What to do:
1. In the symposium description, how many panelists will present?
2. Reproduce the symposium description word for word, from "The 3 panelists" down to "to the public.".

Quoted passage:
============

Managing Attorney, Michigan Immigrant Rights Center and Winter Faculty, U-M Law
Counseling and Advocacy Services Coordinator, SafeHouse
Faculty, Women’s Studies
While globalization is understood as a contemporary moment marked by an unprecedented volume of travel – goods, capital, labor, images, ideas, knowledge – what is perhaps unprecedented is not so much the travel itself, but that “world travelers” were historically white and male. With an increase in postcolonial migrations – whether forced, voluntary, or in between – of individuals and communities from the Global South to the Global North, has colonialism’s unidirectional plunder under the guise of a “civilizing mission” now given way to immigrants of color being framed as invaders, pollutants, and burdens on the state in order to maintain discursive hierarchies of race, social class, and nation? In this post/colonial era, what, then, is the relationship between immigrant vulnerability and gender violence?
In the United States, a plethora of individuals and institutions have advocated for the rights of vulnerable immigrants, resulting in Acts such as VAWA and related remedial measures for low income victims of gender-based violence (including domestic violence and sexual assault.) What are some of the strengths and challenges of these legal mechanisms? With many citizen female victims of violence already ending up as defendants in the criminal justice system, where does it leave vulnerable immigrant women, especially in cases where the perpetrators are not “their” men but members of an elite white citizenry? What about the immigrant men of color, who are already framed as violent in the nation’s political imagination? And transgender and queer immigrants – even more marginalized, seldom talked about? In other words, can the gender, race, social class, and immigration status of victims and perpetrators of gender-based violence have an impact on legal outcomes? As the nation debates its immigration policies, what services can local and national organizations for survivors of gender violence offer, in more practical terms, to immigrants and vulnerable others?
The 3 panelists of this small 2-hour symposium will address the above interdisciplinary themes in their presentations. The discussion will be followed by audience Q+&A and an Indian dinner. The event will be free and open to the public.

============

Recorded information:
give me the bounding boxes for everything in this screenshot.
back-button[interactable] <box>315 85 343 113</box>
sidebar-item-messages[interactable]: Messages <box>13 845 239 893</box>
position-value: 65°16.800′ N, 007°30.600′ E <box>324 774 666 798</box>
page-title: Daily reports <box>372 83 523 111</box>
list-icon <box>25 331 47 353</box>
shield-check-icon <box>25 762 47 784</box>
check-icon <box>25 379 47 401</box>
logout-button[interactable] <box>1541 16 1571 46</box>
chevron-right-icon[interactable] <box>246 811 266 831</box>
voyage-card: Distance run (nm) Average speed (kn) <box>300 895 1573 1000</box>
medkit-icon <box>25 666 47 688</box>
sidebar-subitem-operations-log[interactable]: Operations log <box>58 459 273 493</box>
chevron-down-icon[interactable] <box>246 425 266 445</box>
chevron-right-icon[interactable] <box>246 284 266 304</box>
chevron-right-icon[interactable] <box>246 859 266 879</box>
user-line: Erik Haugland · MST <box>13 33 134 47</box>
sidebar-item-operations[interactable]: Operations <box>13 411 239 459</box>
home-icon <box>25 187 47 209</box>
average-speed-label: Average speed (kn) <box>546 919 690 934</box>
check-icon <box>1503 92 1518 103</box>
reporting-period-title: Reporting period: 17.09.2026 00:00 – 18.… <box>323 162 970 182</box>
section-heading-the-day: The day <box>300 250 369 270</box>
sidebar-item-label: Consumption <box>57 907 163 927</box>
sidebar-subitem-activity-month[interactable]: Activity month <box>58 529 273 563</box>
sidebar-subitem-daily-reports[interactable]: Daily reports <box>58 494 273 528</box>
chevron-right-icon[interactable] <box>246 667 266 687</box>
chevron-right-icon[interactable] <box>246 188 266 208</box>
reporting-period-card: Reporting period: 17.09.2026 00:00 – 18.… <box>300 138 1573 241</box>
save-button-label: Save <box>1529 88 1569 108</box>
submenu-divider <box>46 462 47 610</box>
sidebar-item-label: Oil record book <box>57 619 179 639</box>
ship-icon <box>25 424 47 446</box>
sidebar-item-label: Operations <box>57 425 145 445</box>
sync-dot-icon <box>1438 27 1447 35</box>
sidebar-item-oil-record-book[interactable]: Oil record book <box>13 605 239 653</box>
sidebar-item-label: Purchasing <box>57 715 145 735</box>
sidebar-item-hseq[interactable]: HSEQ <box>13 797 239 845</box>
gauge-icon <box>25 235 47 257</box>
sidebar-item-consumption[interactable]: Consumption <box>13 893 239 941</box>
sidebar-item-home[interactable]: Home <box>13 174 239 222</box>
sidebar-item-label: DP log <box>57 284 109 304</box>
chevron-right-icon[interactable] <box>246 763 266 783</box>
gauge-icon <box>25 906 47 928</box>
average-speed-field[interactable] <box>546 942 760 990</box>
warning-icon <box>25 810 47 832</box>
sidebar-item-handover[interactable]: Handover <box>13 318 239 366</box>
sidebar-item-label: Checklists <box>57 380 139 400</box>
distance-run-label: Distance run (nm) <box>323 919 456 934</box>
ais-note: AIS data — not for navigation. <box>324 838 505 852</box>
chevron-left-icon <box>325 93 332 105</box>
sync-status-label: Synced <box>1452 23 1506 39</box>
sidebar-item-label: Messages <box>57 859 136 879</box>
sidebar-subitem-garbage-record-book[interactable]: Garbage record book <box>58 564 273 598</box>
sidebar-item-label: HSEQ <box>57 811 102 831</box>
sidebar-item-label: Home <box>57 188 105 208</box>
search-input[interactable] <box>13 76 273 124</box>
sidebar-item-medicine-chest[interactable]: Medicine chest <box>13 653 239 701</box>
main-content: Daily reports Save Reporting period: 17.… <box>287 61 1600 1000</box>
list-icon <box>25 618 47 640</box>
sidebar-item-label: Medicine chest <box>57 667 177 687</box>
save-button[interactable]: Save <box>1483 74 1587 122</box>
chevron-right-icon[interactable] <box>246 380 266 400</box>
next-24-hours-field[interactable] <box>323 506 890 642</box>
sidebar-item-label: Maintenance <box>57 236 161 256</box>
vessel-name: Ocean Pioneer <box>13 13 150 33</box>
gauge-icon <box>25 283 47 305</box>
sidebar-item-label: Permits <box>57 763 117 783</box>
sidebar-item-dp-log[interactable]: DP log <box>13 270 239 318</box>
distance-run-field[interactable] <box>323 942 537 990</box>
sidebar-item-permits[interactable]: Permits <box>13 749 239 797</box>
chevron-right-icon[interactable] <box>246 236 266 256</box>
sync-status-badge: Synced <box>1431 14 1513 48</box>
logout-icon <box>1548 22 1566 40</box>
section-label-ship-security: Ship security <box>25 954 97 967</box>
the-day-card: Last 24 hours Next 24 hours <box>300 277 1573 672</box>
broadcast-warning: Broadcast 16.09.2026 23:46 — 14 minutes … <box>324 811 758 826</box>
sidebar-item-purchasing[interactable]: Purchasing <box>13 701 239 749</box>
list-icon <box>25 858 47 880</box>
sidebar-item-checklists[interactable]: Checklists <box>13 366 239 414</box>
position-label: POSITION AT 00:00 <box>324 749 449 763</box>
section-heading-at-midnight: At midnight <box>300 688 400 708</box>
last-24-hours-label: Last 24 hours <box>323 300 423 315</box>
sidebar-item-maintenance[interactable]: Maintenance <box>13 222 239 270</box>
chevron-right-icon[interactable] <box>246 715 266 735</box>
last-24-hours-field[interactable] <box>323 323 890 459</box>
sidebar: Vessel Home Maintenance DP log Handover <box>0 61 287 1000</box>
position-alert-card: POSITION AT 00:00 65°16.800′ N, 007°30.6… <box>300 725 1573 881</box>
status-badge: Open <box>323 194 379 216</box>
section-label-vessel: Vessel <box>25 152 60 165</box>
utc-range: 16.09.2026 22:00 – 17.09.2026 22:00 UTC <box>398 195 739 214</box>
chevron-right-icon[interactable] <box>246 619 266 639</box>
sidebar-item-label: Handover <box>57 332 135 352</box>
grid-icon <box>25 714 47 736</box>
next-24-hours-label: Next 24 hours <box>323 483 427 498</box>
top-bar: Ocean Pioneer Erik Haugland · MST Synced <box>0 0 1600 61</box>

============

Your responses:
1. Three.

2.
The 3 panelists of this small 2-hour symposium will address the above interdisciplinary themes in their presentations. The discussion will be followed by audience Q+&A and an Indian dinner. The event will be free and open to the public.